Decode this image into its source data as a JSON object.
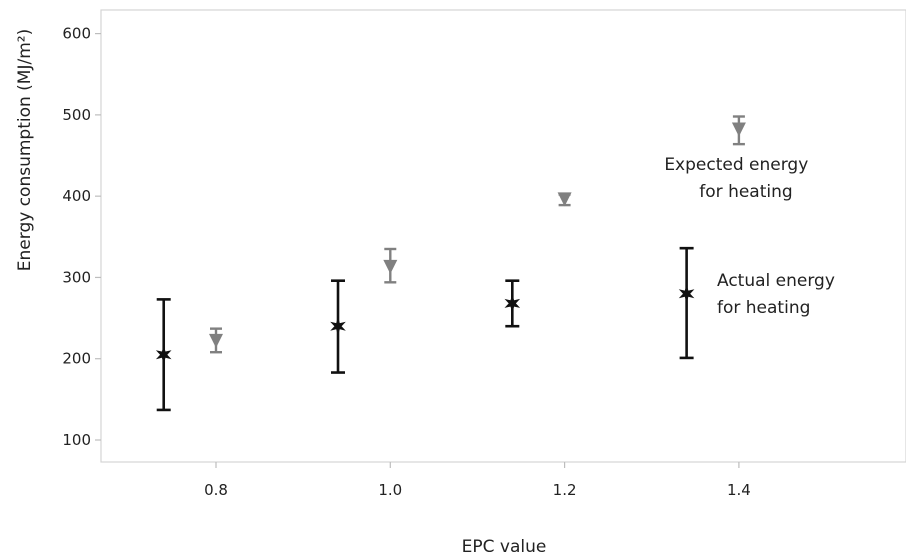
{
  "chart_data": {
    "type": "scatter",
    "xlabel": "EPC value",
    "ylabel": "Energy consumption (MJ/m²)",
    "xlim": [
      0.6,
      1.6
    ],
    "ylim": [
      80,
      620
    ],
    "x_ticks": [
      0.8,
      1.0,
      1.2,
      1.4
    ],
    "x_tick_labels": [
      "0.8",
      "1.0",
      "1.2",
      "1.4"
    ],
    "y_ticks": [
      100,
      200,
      300,
      400,
      500,
      600
    ],
    "y_tick_labels": [
      "100",
      "200",
      "300",
      "400",
      "500",
      "600"
    ],
    "grid": false,
    "series": [
      {
        "name": "Actual energy for heating",
        "marker": "star",
        "color": "#111111",
        "points": [
          {
            "x": 0.74,
            "y": 205,
            "low": 137,
            "high": 273
          },
          {
            "x": 0.94,
            "y": 240,
            "low": 183,
            "high": 296
          },
          {
            "x": 1.14,
            "y": 268,
            "low": 240,
            "high": 296
          },
          {
            "x": 1.34,
            "y": 280,
            "low": 201,
            "high": 336
          }
        ]
      },
      {
        "name": "Expected energy for heating",
        "marker": "triangle-down",
        "color": "#808080",
        "points": [
          {
            "x": 0.8,
            "y": 222,
            "low": 208,
            "high": 237
          },
          {
            "x": 1.0,
            "y": 313,
            "low": 294,
            "high": 335
          },
          {
            "x": 1.2,
            "y": 396,
            "low": 389,
            "high": 402
          },
          {
            "x": 1.4,
            "y": 482,
            "low": 464,
            "high": 498
          }
        ]
      }
    ],
    "annotations": [
      {
        "lines": [
          "Expected energy",
          "for heating"
        ],
        "series": "Expected energy for heating"
      },
      {
        "lines": [
          "Actual energy",
          "for heating"
        ],
        "series": "Actual energy for heating"
      }
    ]
  }
}
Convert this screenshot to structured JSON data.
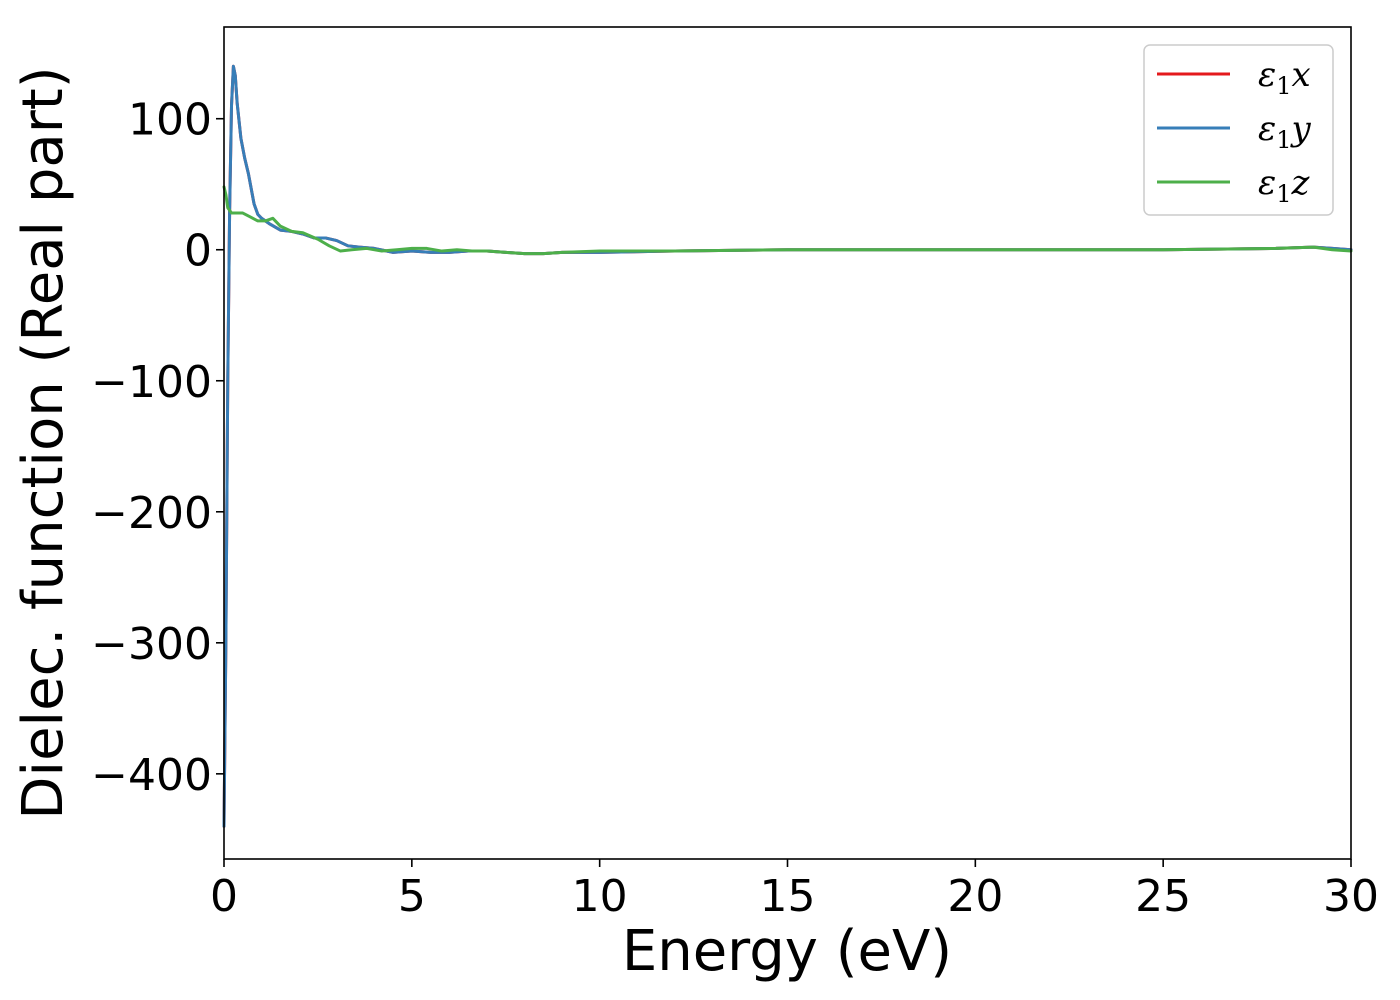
{
  "chart_data": {
    "type": "line",
    "xlabel": "Energy (eV)",
    "ylabel": "Dielec. function (Real part)",
    "xlim": [
      0,
      30
    ],
    "ylim": [
      -465,
      170
    ],
    "xticks": [
      0,
      5,
      10,
      15,
      20,
      25,
      30
    ],
    "xtick_labels": [
      "0",
      "5",
      "10",
      "15",
      "20",
      "25",
      "30"
    ],
    "yticks": [
      100,
      0,
      -100,
      -200,
      -300,
      -400
    ],
    "ytick_labels": [
      "100",
      "0",
      "−100",
      "−200",
      "−300",
      "−400"
    ],
    "grid": false,
    "legend_position": "top-right",
    "series": [
      {
        "name": "ε1x",
        "symbol": "ε",
        "subscript": "1",
        "suffix": "x",
        "color": "#e41a1c",
        "x": [
          0,
          0.05,
          0.1,
          0.15,
          0.2,
          0.25,
          0.3,
          0.35,
          0.45,
          0.55,
          0.65,
          0.8,
          0.9,
          1.0,
          1.2,
          1.5,
          1.8,
          2.1,
          2.4,
          2.7,
          3.0,
          3.3,
          3.6,
          4.0,
          4.5,
          5.0,
          5.5,
          6.0,
          6.5,
          7.0,
          7.5,
          8.0,
          8.5,
          9.0,
          9.5,
          10,
          12,
          15,
          20,
          25,
          28,
          29,
          29.5,
          30
        ],
        "y": [
          -440,
          -300,
          -100,
          30,
          110,
          140,
          133,
          112,
          85,
          70,
          58,
          35,
          27,
          24,
          20,
          15,
          14,
          12,
          9,
          9,
          7,
          3,
          2,
          1,
          -2,
          -1,
          -2,
          -2,
          -1,
          -1,
          -2,
          -3,
          -3,
          -2,
          -2,
          -2,
          -1,
          0,
          0,
          0,
          1,
          2,
          1,
          0
        ]
      },
      {
        "name": "ε1y",
        "symbol": "ε",
        "subscript": "1",
        "suffix": "y",
        "color": "#377eb8",
        "x": [
          0,
          0.05,
          0.1,
          0.15,
          0.2,
          0.25,
          0.3,
          0.35,
          0.45,
          0.55,
          0.65,
          0.8,
          0.9,
          1.0,
          1.2,
          1.5,
          1.8,
          2.1,
          2.4,
          2.7,
          3.0,
          3.3,
          3.6,
          4.0,
          4.5,
          5.0,
          5.5,
          6.0,
          6.5,
          7.0,
          7.5,
          8.0,
          8.5,
          9.0,
          9.5,
          10,
          12,
          15,
          20,
          25,
          28,
          29,
          29.5,
          30
        ],
        "y": [
          -440,
          -300,
          -100,
          30,
          110,
          140,
          133,
          112,
          85,
          70,
          58,
          35,
          27,
          24,
          20,
          15,
          14,
          12,
          9,
          9,
          7,
          3,
          2,
          1,
          -2,
          -1,
          -2,
          -2,
          -1,
          -1,
          -2,
          -3,
          -3,
          -2,
          -2,
          -2,
          -1,
          0,
          0,
          0,
          1,
          2,
          1,
          0
        ]
      },
      {
        "name": "ε1z",
        "symbol": "ε",
        "subscript": "1",
        "suffix": "z",
        "color": "#4daf4a",
        "x": [
          0,
          0.05,
          0.1,
          0.2,
          0.3,
          0.5,
          0.7,
          0.9,
          1.1,
          1.3,
          1.5,
          1.8,
          2.1,
          2.5,
          2.8,
          3.1,
          3.4,
          3.8,
          4.2,
          4.6,
          5.0,
          5.4,
          5.8,
          6.2,
          6.6,
          7.0,
          7.5,
          8.0,
          8.5,
          9.0,
          10,
          12,
          15,
          20,
          25,
          28,
          29,
          29.5,
          30
        ],
        "y": [
          48,
          42,
          32,
          28,
          28,
          28,
          25,
          22,
          22,
          24,
          18,
          14,
          13,
          8,
          3,
          -1,
          0,
          1,
          -1,
          0,
          1,
          1,
          -1,
          0,
          -1,
          -1,
          -2,
          -3,
          -3,
          -2,
          -1,
          -1,
          0,
          0,
          0,
          1,
          2,
          0,
          -1
        ]
      }
    ]
  }
}
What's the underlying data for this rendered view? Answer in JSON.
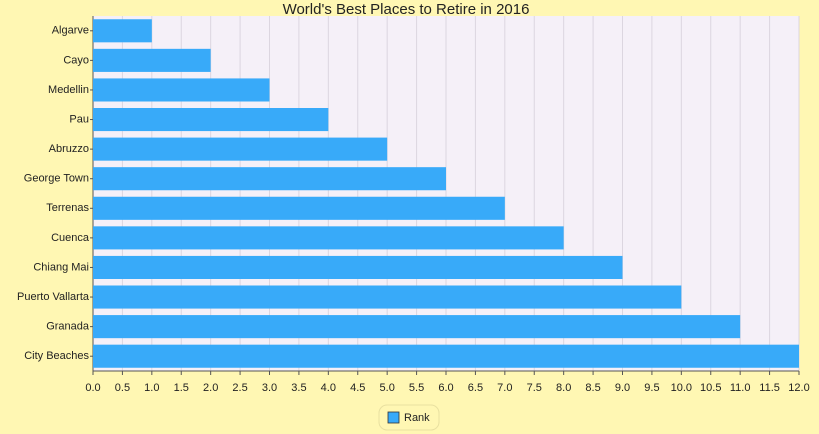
{
  "chart_data": {
    "type": "bar",
    "orientation": "horizontal",
    "title": "World's Best Places to Retire in 2016",
    "categories": [
      "Algarve",
      "Cayo",
      "Medellin",
      "Pau",
      "Abruzzo",
      "George Town",
      "Terrenas",
      "Cuenca",
      "Chiang Mai",
      "Puerto Vallarta",
      "Granada",
      "City Beaches"
    ],
    "series": [
      {
        "name": "Rank",
        "color": "#38aaf9",
        "values": [
          1,
          2,
          3,
          4,
          5,
          6,
          7,
          8,
          9,
          10,
          11,
          12
        ]
      }
    ],
    "xlim": [
      0,
      12
    ],
    "xticks": [
      {
        "value": 0,
        "label": "0.0"
      },
      {
        "value": 0.5,
        "label": "0.5"
      },
      {
        "value": 1,
        "label": "1.0"
      },
      {
        "value": 1.5,
        "label": "1.5"
      },
      {
        "value": 2,
        "label": "2.0"
      },
      {
        "value": 2.5,
        "label": "2.5"
      },
      {
        "value": 3,
        "label": "3.0"
      },
      {
        "value": 3.5,
        "label": "3.5"
      },
      {
        "value": 4,
        "label": "4.0"
      },
      {
        "value": 4.5,
        "label": "4.5"
      },
      {
        "value": 5,
        "label": "5.0"
      },
      {
        "value": 5.5,
        "label": "5.5"
      },
      {
        "value": 6,
        "label": "6.0"
      },
      {
        "value": 6.5,
        "label": "6.5"
      },
      {
        "value": 7,
        "label": "7.0"
      },
      {
        "value": 7.5,
        "label": "7.5"
      },
      {
        "value": 8,
        "label": "8.0"
      },
      {
        "value": 8.5,
        "label": "8.5"
      },
      {
        "value": 9,
        "label": "9.0"
      },
      {
        "value": 9.5,
        "label": "9.5"
      },
      {
        "value": 10,
        "label": "10.0"
      },
      {
        "value": 10.5,
        "label": "10.5"
      },
      {
        "value": 11,
        "label": "11.0"
      },
      {
        "value": 11.5,
        "label": "11.5"
      },
      {
        "value": 12,
        "label": "12.0"
      }
    ],
    "grid": true,
    "legend": "bottom"
  }
}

-=-=-=-=-

[WHAT IS NEEDED] Every line above that contains the word "this" should be reported.

[ANSWER IN FULL]
Decode this image into its source data as a JSON object.
Convert this screenshot to structured JSON data.
What's the underlying data for this rendered view? Answer in JSON.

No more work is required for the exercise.